Return the listing below unchanged, minus its pictures.

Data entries
--------------------------------------------------

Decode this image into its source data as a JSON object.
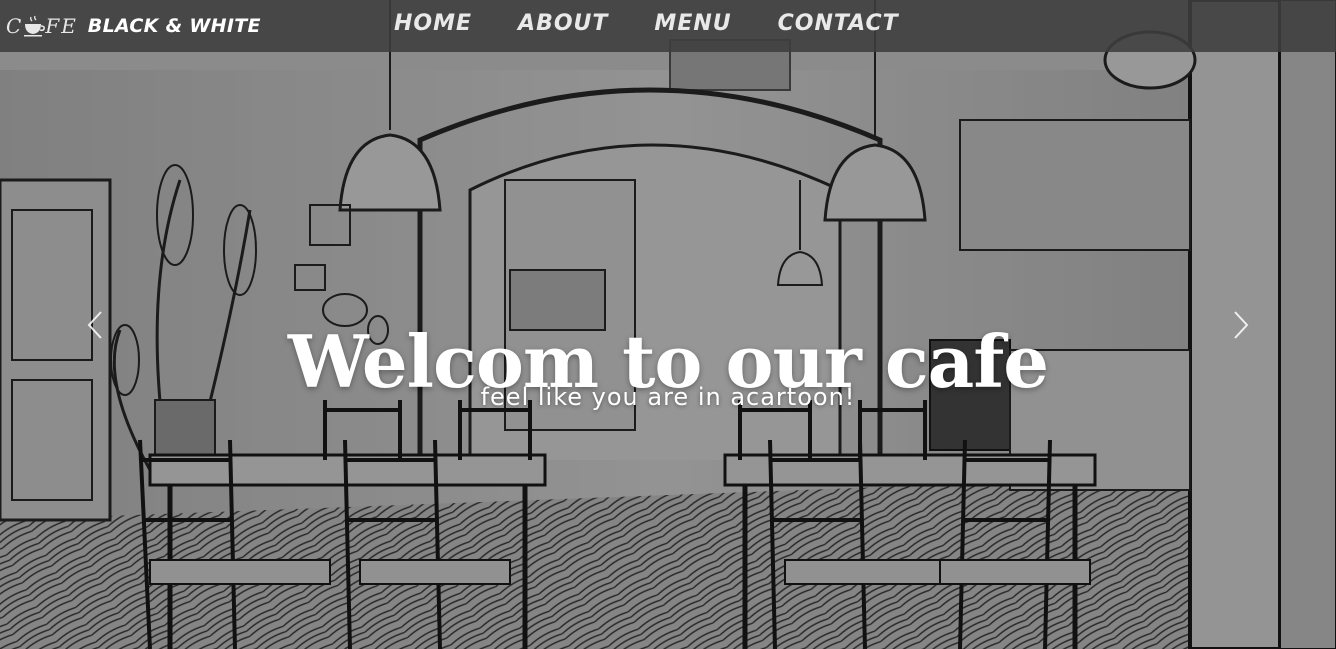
{
  "brand": {
    "logo_prefix": "C☕FE",
    "logo_name": "BLACK & WHITE"
  },
  "nav": {
    "items": [
      {
        "label": "HOME"
      },
      {
        "label": "ABOUT"
      },
      {
        "label": "MENU"
      },
      {
        "label": "CONTACT"
      }
    ]
  },
  "hero": {
    "title": "Welcom to our cafe",
    "subtitle": "feel like you are in acartoon!"
  },
  "icons": {
    "logo": "coffee-cup-icon",
    "prev": "chevron-left-icon",
    "next": "chevron-right-icon"
  },
  "colors": {
    "navbar": "#3e3e3e",
    "text": "#ffffff"
  }
}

--------------------------------------------------

Written answer →
Decode this image into its source data as a JSON object.
{
  "brand": {
    "logo_prefix": "C☕FE",
    "logo_name": "BLACK & WHITE"
  },
  "nav": {
    "items": [
      {
        "label": "HOME"
      },
      {
        "label": "ABOUT"
      },
      {
        "label": "MENU"
      },
      {
        "label": "CONTACT"
      }
    ]
  },
  "hero": {
    "title": "Welcom to our cafe",
    "subtitle": "feel like you are in acartoon!"
  },
  "icons": {
    "logo": "coffee-cup-icon",
    "prev": "chevron-left-icon",
    "next": "chevron-right-icon"
  },
  "colors": {
    "navbar": "#3e3e3e",
    "text": "#ffffff"
  }
}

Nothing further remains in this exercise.